- Record list
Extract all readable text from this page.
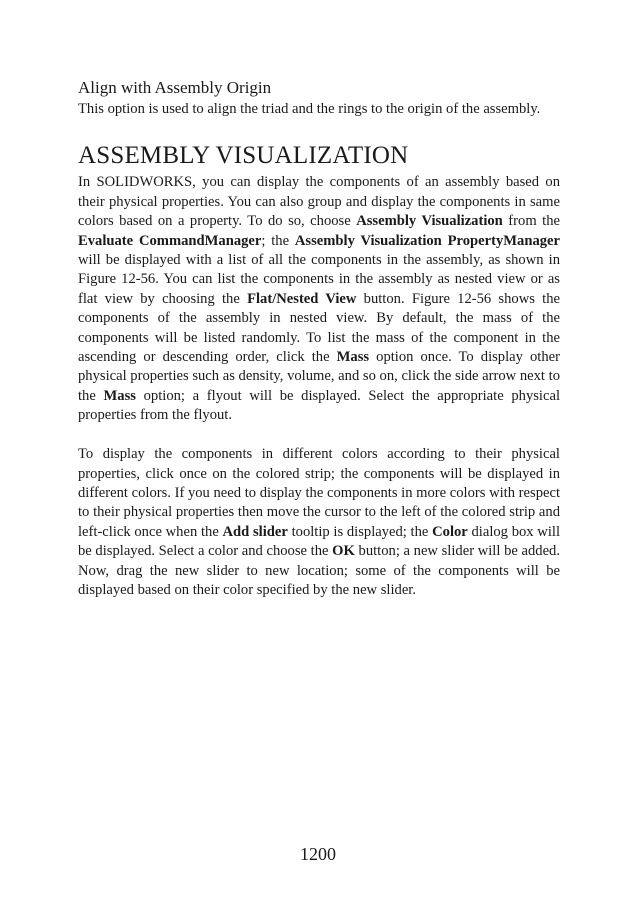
Align with Assembly Origin

This option is used to align the triad and the rings to the origin of the assembly.

ASSEMBLY VISUALIZATION

In SOLIDWORKS, you can display the components of an assembly based on their physical properties. You can also group and display the components in same colors based on a property. To do so, choose Assembly Visualization from the Evaluate CommandManager; the Assembly Visualization PropertyManager will be displayed with a list of all the components in the assembly, as shown in Figure 12-56. You can list the components in the assembly as nested view or as flat view by choosing the Flat/Nested View button. Figure 12-56 shows the components of the assembly in nested view. By default, the mass of the components will be listed randomly. To list the mass of the component in the ascending or descending order, click the Mass option once. To display other physical properties such as density, volume, and so on, click the side arrow next to the Mass option; a flyout will be displayed. Select the appropriate physical properties from the flyout.

To display the components in different colors according to their physical properties, click once on the colored strip; the components will be displayed in different colors. If you need to display the components in more colors with respect to their physical properties then move the cursor to the left of the colored strip and left-click once when the Add slider tooltip is displayed; the Color dialog box will be displayed. Select a color and choose the OK button; a new slider will be added. Now, drag the new slider to new location; some of the components will be displayed based on their color specified by the new slider.

1200
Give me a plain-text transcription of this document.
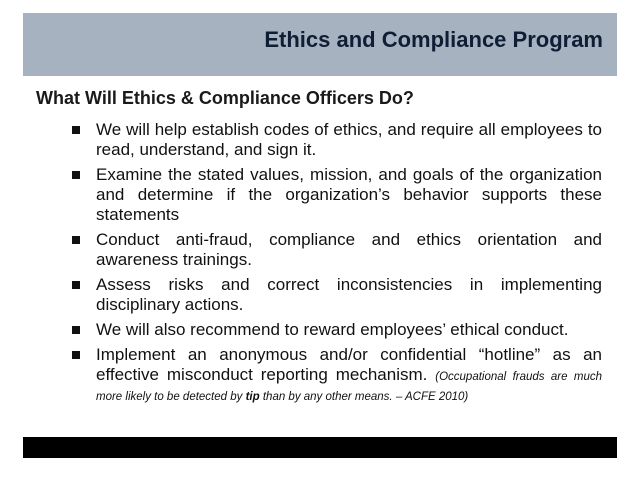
Ethics and Compliance Program
What Will Ethics & Compliance Officers Do?
We will help establish codes of ethics, and require all employees to read, understand, and sign it.
Examine the stated values, mission, and goals of the organization and determine if the organization’s behavior supports these statements
Conduct anti-fraud, compliance and ethics orientation and awareness trainings.
Assess risks and correct inconsistencies in implementing disciplinary actions.
We will also recommend to reward employees’ ethical conduct.
Implement an anonymous and/or confidential “hotline” as an effective misconduct reporting mechanism. (Occupational frauds are much more likely to be detected by tip than by any other means. – ACFE 2010)
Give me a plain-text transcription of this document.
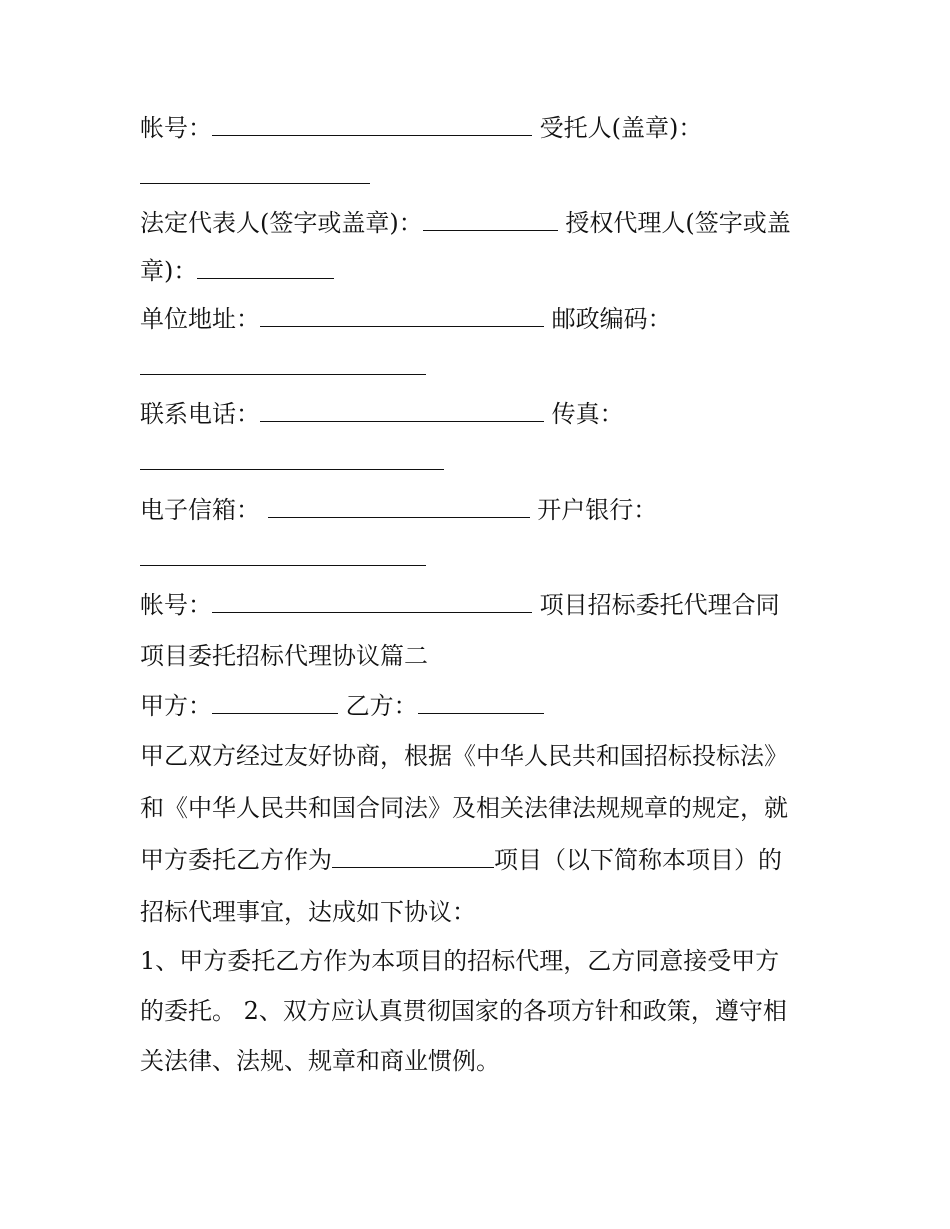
帐号：	受托人(盖章)：
法定代表人(签字或盖章)：	授权代理人(签字或盖
章)：
单位地址：	邮政编码：
联系电话：	传真：
电子信箱：	开户银行：
帐号：	项目招标委托代理合同
项目委托招标代理协议篇二
甲方：	乙方：
甲乙双方经过友好协商，根据《中华人民共和国招标投标法》
和《中华人民共和国合同法》及相关法律法规规章的规定，就
甲方委托乙方作为	项目（以下简称本项目）的
招标代理事宜，达成如下协议：
1、甲方委托乙方作为本项目的招标代理，乙方同意接受甲方
的委托。 2、双方应认真贯彻国家的各项方针和政策，遵守相
关法律、法规、规章和商业惯例。
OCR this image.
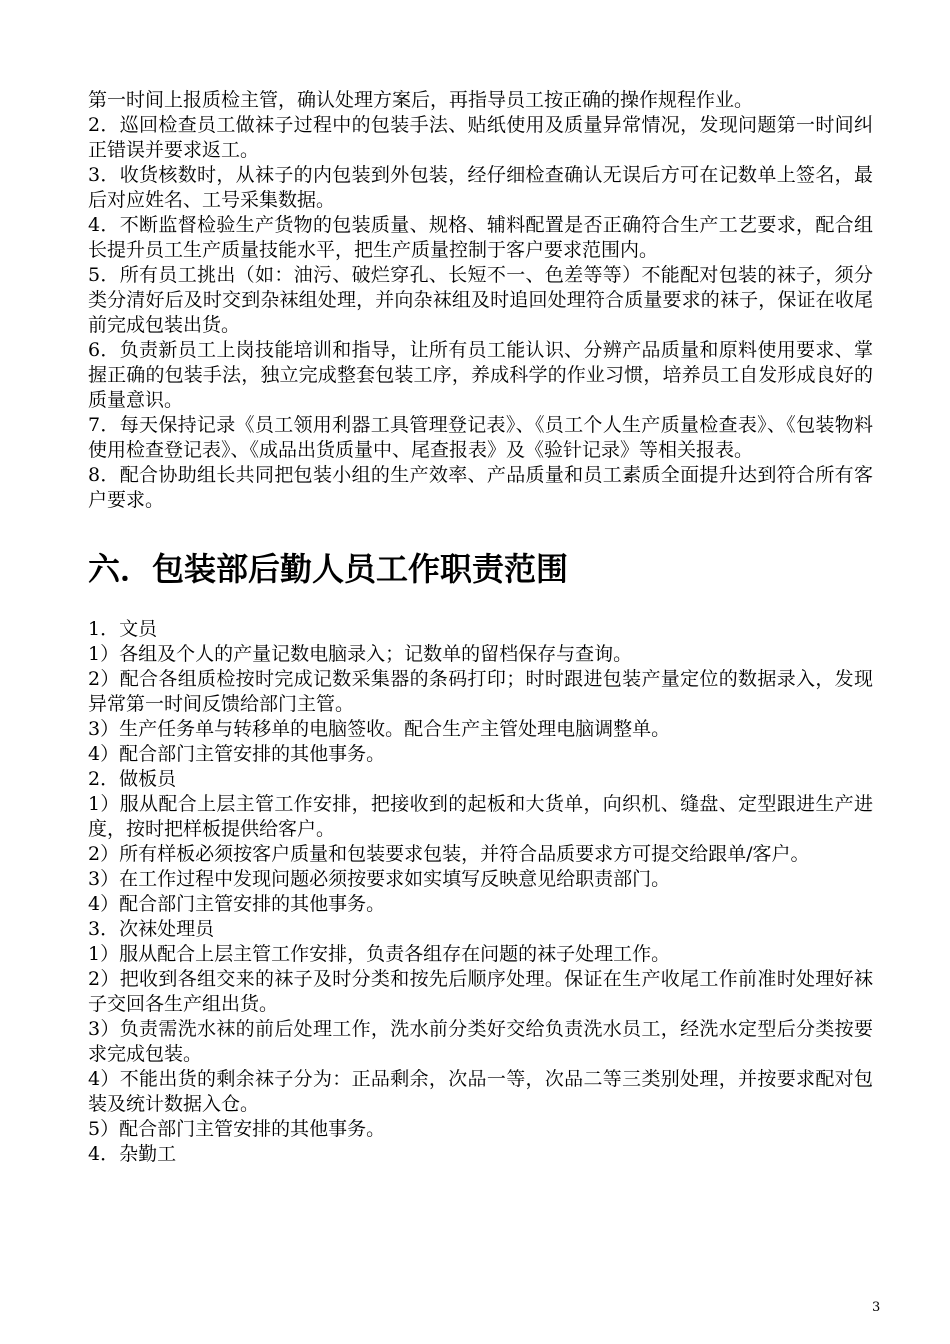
第一时间上报质检主管，确认处理方案后，再指导员工按正确的操作规程作业。

2．巡回检查员工做袜子过程中的包装手法、贴纸使用及质量异常情况，发现问题第一时间纠正错误并要求返工。

3．收货核数时，从袜子的内包装到外包装，经仔细检查确认无误后方可在记数单上签名，最后对应姓名、工号采集数据。

4．不断监督检验生产货物的包装质量、规格、辅料配置是否正确符合生产工艺要求，配合组长提升员工生产质量技能水平，把生产质量控制于客户要求范围内。

5．所有员工挑出（如：油污、破烂穿孔、长短不一、色差等等）不能配对包装的袜子，须分类分清好后及时交到杂袜组处理，并向杂袜组及时追回处理符合质量要求的袜子，保证在收尾前完成包装出货。

6．负责新员工上岗技能培训和指导，让所有员工能认识、分辨产品质量和原料使用要求、掌握正确的包装手法，独立完成整套包装工序，养成科学的作业习惯，培养员工自发形成良好的质量意识。

7．每天保持记录《员工领用利器工具管理登记表》、《员工个人生产质量检查表》、《包装物料使用检查登记表》、《成品出货质量中、尾查报表》及《验针记录》等相关报表。

8．配合协助组长共同把包装小组的生产效率、产品质量和员工素质全面提升达到符合所有客户要求。

六．包装部后勤人员工作职责范围

1．文员

1）各组及个人的产量记数电脑录入；记数单的留档保存与查询。

2）配合各组质检按时完成记数采集器的条码打印；时时跟进包装产量定位的数据录入，发现异常第一时间反馈给部门主管。

3）生产任务单与转移单的电脑签收。配合生产主管处理电脑调整单。

4）配合部门主管安排的其他事务。

2．做板员

1）服从配合上层主管工作安排，把接收到的起板和大货单，向织机、缝盘、定型跟进生产进度，按时把样板提供给客户。

2）所有样板必须按客户质量和包装要求包装，并符合品质要求方可提交给跟单/客户。

3）在工作过程中发现问题必须按要求如实填写反映意见给职责部门。

4）配合部门主管安排的其他事务。

3．次袜处理员

1）服从配合上层主管工作安排，负责各组存在问题的袜子处理工作。

2）把收到各组交来的袜子及时分类和按先后顺序处理。保证在生产收尾工作前准时处理好袜子交回各生产组出货。

3）负责需洗水袜的前后处理工作，洗水前分类好交给负责洗水员工，经洗水定型后分类按要求完成包装。

4）不能出货的剩余袜子分为：正品剩余，次品一等，次品二等三类别处理，并按要求配对包装及统计数据入仓。

5）配合部门主管安排的其他事务。

4．杂勤工

3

- Task description
Copy out all the entries exactly. Images stay out of the copy.

- Solution to the problem
Extract all readable text from this page.
Align with Assembly Origin

This option is used to align the triad and the rings to the origin of the assembly.

ASSEMBLY VISUALIZATION

In SOLIDWORKS, you can display the components of an assembly based on their physical properties. You can also group and display the components in same colors based on a property. To do so, choose Assembly Visualization from the Evaluate CommandManager; the Assembly Visualization PropertyManager will be displayed with a list of all the components in the assembly, as shown in Figure 12-56. You can list the components in the assembly as nested view or as flat view by choosing the Flat/Nested View button. Figure 12-56 shows the components of the assembly in nested view. By default, the mass of the components will be listed randomly. To list the mass of the component in the ascending or descending order, click the Mass option once. To display other physical properties such as density, volume, and so on, click the side arrow next to the Mass option; a flyout will be displayed. Select the appropriate physical properties from the flyout.

To display the components in different colors according to their physical properties, click once on the colored strip; the components will be displayed in different colors. If you need to display the components in more colors with respect to their physical properties then move the cursor to the left of the colored strip and left-click once when the Add slider tooltip is displayed; the Color dialog box will be displayed. Select a color and choose the OK button; a new slider will be added. Now, drag the new slider to new location; some of the components will be displayed based on their color specified by the new slider.

1200
Give me a plain-text transcription of this document.
Ethics and Compliance Program
What Will Ethics & Compliance Officers Do?
We will help establish codes of ethics, and require all employees to read, understand, and sign it.
Examine the stated values, mission, and goals of the organization and determine if the organization’s behavior supports these statements
Conduct anti-fraud, compliance and ethics orientation and awareness trainings.
Assess risks and correct inconsistencies in implementing disciplinary actions.
We will also recommend to reward employees’ ethical conduct.
Implement an anonymous and/or confidential “hotline” as an effective misconduct reporting mechanism. (Occupational frauds are much more likely to be detected by tip than by any other means. – ACFE 2010)
Give me a plain-text transcription of this document.
帐号：	受托人(盖章)：
法定代表人(签字或盖章)：	授权代理人(签字或盖
章)：
单位地址：	邮政编码：
联系电话：	传真：
电子信箱：	开户银行：
帐号：	项目招标委托代理合同
项目委托招标代理协议篇二
甲方：	乙方：
甲乙双方经过友好协商，根据《中华人民共和国招标投标法》
和《中华人民共和国合同法》及相关法律法规规章的规定，就
甲方委托乙方作为	项目（以下简称本项目）的
招标代理事宜，达成如下协议：
1、甲方委托乙方作为本项目的招标代理，乙方同意接受甲方
的委托。 2、双方应认真贯彻国家的各项方针和政策，遵守相
关法律、法规、规章和商业惯例。
OCR this image.
第一时间上报质检主管，确认处理方案后，再指导员工按正确的操作规程作业。

2．巡回检查员工做袜子过程中的包装手法、贴纸使用及质量异常情况，发现问题第一时间纠正错误并要求返工。

3．收货核数时，从袜子的内包装到外包装，经仔细检查确认无误后方可在记数单上签名，最后对应姓名、工号采集数据。

4．不断监督检验生产货物的包装质量、规格、辅料配置是否正确符合生产工艺要求，配合组长提升员工生产质量技能水平，把生产质量控制于客户要求范围内。

5．所有员工挑出（如：油污、破烂穿孔、长短不一、色差等等）不能配对包装的袜子，须分类分清好后及时交到杂袜组处理，并向杂袜组及时追回处理符合质量要求的袜子，保证在收尾前完成包装出货。

6．负责新员工上岗技能培训和指导，让所有员工能认识、分辨产品质量和原料使用要求、掌握正确的包装手法，独立完成整套包装工序，养成科学的作业习惯，培养员工自发形成良好的质量意识。

7．每天保持记录《员工领用利器工具管理登记表》、《员工个人生产质量检查表》、《包装物料使用检查登记表》、《成品出货质量中、尾查报表》及《验针记录》等相关报表。

8．配合协助组长共同把包装小组的生产效率、产品质量和员工素质全面提升达到符合所有客户要求。

六．包装部后勤人员工作职责范围

1．文员

1）各组及个人的产量记数电脑录入；记数单的留档保存与查询。

2）配合各组质检按时完成记数采集器的条码打印；时时跟进包装产量定位的数据录入，发现异常第一时间反馈给部门主管。

3）生产任务单与转移单的电脑签收。配合生产主管处理电脑调整单。

4）配合部门主管安排的其他事务。

2．做板员

1）服从配合上层主管工作安排，把接收到的起板和大货单，向织机、缝盘、定型跟进生产进度，按时把样板提供给客户。

2）所有样板必须按客户质量和包装要求包装，并符合品质要求方可提交给跟单/客户。

3）在工作过程中发现问题必须按要求如实填写反映意见给职责部门。

4）配合部门主管安排的其他事务。

3．次袜处理员

1）服从配合上层主管工作安排，负责各组存在问题的袜子处理工作。

2）把收到各组交来的袜子及时分类和按先后顺序处理。保证在生产收尾工作前准时处理好袜子交回各生产组出货。

3）负责需洗水袜的前后处理工作，洗水前分类好交给负责洗水员工，经洗水定型后分类按要求完成包装。

4）不能出货的剩余袜子分为：正品剩余，次品一等，次品二等三类别处理，并按要求配对包装及统计数据入仓。

5）配合部门主管安排的其他事务。

4．杂勤工

3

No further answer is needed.